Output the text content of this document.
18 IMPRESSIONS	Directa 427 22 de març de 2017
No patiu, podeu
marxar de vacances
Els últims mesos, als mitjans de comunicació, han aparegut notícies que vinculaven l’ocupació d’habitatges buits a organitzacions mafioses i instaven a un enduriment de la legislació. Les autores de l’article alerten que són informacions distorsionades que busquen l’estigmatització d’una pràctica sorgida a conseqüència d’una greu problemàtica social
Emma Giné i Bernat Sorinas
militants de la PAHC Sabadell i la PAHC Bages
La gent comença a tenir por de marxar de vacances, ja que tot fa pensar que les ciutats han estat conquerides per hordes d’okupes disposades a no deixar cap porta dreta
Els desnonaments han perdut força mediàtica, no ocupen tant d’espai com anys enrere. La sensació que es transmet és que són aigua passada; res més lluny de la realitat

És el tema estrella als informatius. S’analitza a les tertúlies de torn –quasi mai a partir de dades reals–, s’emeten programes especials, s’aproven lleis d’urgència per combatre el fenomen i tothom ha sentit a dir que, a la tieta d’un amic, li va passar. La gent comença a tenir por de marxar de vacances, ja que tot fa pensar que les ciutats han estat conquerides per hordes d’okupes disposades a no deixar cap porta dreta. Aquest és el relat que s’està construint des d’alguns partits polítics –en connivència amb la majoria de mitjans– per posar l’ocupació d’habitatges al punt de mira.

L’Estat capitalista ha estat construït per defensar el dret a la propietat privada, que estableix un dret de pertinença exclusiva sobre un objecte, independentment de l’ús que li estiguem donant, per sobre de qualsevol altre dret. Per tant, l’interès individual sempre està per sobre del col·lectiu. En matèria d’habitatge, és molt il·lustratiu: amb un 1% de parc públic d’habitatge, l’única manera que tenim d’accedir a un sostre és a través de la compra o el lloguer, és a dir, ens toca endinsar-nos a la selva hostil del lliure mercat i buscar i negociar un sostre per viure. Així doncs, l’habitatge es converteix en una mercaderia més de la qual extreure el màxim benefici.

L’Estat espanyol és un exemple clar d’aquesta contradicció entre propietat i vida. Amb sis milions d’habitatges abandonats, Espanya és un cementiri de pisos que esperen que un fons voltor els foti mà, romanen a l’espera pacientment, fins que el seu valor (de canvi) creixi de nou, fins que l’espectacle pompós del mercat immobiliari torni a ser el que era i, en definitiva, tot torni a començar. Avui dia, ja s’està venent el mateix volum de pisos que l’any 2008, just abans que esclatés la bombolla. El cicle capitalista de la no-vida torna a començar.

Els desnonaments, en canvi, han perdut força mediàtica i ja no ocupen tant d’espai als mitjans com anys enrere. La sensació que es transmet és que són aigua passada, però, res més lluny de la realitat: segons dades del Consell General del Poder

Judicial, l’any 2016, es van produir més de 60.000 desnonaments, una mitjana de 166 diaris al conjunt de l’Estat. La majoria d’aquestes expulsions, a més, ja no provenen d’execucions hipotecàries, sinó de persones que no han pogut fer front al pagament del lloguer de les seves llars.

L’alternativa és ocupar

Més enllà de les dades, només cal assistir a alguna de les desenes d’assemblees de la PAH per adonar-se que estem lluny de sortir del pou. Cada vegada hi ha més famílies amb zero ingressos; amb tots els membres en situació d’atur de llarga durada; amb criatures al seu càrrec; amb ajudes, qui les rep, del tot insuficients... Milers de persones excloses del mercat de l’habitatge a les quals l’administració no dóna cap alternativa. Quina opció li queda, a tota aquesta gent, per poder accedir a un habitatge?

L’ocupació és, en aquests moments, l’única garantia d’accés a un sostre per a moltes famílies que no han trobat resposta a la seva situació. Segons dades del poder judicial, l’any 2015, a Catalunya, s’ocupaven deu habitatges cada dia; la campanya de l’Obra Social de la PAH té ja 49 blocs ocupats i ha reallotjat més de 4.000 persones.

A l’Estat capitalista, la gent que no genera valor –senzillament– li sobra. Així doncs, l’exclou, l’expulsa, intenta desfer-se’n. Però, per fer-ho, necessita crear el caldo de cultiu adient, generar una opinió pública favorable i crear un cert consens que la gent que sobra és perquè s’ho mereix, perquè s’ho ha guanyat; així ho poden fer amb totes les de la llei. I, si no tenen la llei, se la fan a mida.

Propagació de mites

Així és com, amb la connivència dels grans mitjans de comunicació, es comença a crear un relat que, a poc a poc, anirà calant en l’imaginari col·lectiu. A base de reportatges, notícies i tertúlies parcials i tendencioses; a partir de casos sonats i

####

• Problem description
Output every entry shown above, exactly.

• Task result
Output the text content of this document.
18 IMPRESSIONS	Directa 427 22 de març de 2017
No patiu, podeu
marxar de vacances
Els últims mesos, als mitjans de comunicació, han aparegut notícies que vinculaven l’ocupació d’habitatges buits a organitzacions mafioses i instaven a un enduriment de la legislació. Les autores de l’article alerten que són informacions distorsionades que busquen l’estigmatització d’una pràctica sorgida a conseqüència d’una greu problemàtica social
Emma Giné i Bernat Sorinas
militants de la PAHC Sabadell i la PAHC Bages
La gent comença a tenir por de marxar de vacances, ja que tot fa pensar que les ciutats han estat conquerides per hordes d’okupes disposades a no deixar cap porta dreta
Els desnonaments han perdut força mediàtica, no ocupen tant d’espai com anys enrere. La sensació que es transmet és que són aigua passada; res més lluny de la realitat

És el tema estrella als informatius. S’analitza a les tertúlies de torn –quasi mai a partir de dades reals–, s’emeten programes especials, s’aproven lleis d’urgència per combatre el fenomen i tothom ha sentit a dir que, a la tieta d’un amic, li va passar. La gent comença a tenir por de marxar de vacances, ja que tot fa pensar que les ciutats han estat conquerides per hordes d’okupes disposades a no deixar cap porta dreta. Aquest és el relat que s’està construint des d’alguns partits polítics –en connivència amb la majoria de mitjans– per posar l’ocupació d’habitatges al punt de mira.

L’Estat capitalista ha estat construït per defensar el dret a la propietat privada, que estableix un dret de pertinença exclusiva sobre un objecte, independentment de l’ús que li estiguem donant, per sobre de qualsevol altre dret. Per tant, l’interès individual sempre està per sobre del col·lectiu. En matèria d’habitatge, és molt il·lustratiu: amb un 1% de parc públic d’habitatge, l’única manera que tenim d’accedir a un sostre és a través de la compra o el lloguer, és a dir, ens toca endinsar-nos a la selva hostil del lliure mercat i buscar i negociar un sostre per viure. Així doncs, l’habitatge es converteix en una mercaderia més de la qual extreure el màxim benefici.

L’Estat espanyol és un exemple clar d’aquesta contradicció entre propietat i vida. Amb sis milions d’habitatges abandonats, Espanya és un cementiri de pisos que esperen que un fons voltor els foti mà, romanen a l’espera pacientment, fins que el seu valor (de canvi) creixi de nou, fins que l’espectacle pompós del mercat immobiliari torni a ser el que era i, en definitiva, tot torni a començar. Avui dia, ja s’està venent el mateix volum de pisos que l’any 2008, just abans que esclatés la bombolla. El cicle capitalista de la no-vida torna a començar.

Els desnonaments, en canvi, han perdut força mediàtica i ja no ocupen tant d’espai als mitjans com anys enrere. La sensació que es transmet és que són aigua passada, però, res més lluny de la realitat: segons dades del Consell General del Poder

Judicial, l’any 2016, es van produir més de 60.000 desnonaments, una mitjana de 166 diaris al conjunt de l’Estat. La majoria d’aquestes expulsions, a més, ja no provenen d’execucions hipotecàries, sinó de persones que no han pogut fer front al pagament del lloguer de les seves llars.

L’alternativa és ocupar

Més enllà de les dades, només cal assistir a alguna de les desenes d’assemblees de la PAH per adonar-se que estem lluny de sortir del pou. Cada vegada hi ha més famílies amb zero ingressos; amb tots els membres en situació d’atur de llarga durada; amb criatures al seu càrrec; amb ajudes, qui les rep, del tot insuficients... Milers de persones excloses del mercat de l’habitatge a les quals l’administració no dóna cap alternativa. Quina opció li queda, a tota aquesta gent, per poder accedir a un habitatge?

L’ocupació és, en aquests moments, l’única garantia d’accés a un sostre per a moltes famílies que no han trobat resposta a la seva situació. Segons dades del poder judicial, l’any 2015, a Catalunya, s’ocupaven deu habitatges cada dia; la campanya de l’Obra Social de la PAH té ja 49 blocs ocupats i ha reallotjat més de 4.000 persones.

A l’Estat capitalista, la gent que no genera valor –senzillament– li sobra. Així doncs, l’exclou, l’expulsa, intenta desfer-se’n. Però, per fer-ho, necessita crear el caldo de cultiu adient, generar una opinió pública favorable i crear un cert consens que la gent que sobra és perquè s’ho mereix, perquè s’ho ha guanyat; així ho poden fer amb totes les de la llei. I, si no tenen la llei, se la fan a mida.

Propagació de mites

Així és com, amb la connivència dels grans mitjans de comunicació, es comença a crear un relat que, a poc a poc, anirà calant en l’imaginari col·lectiu. A base de reportatges, notícies i tertúlies parcials i tendencioses; a partir de casos sonats i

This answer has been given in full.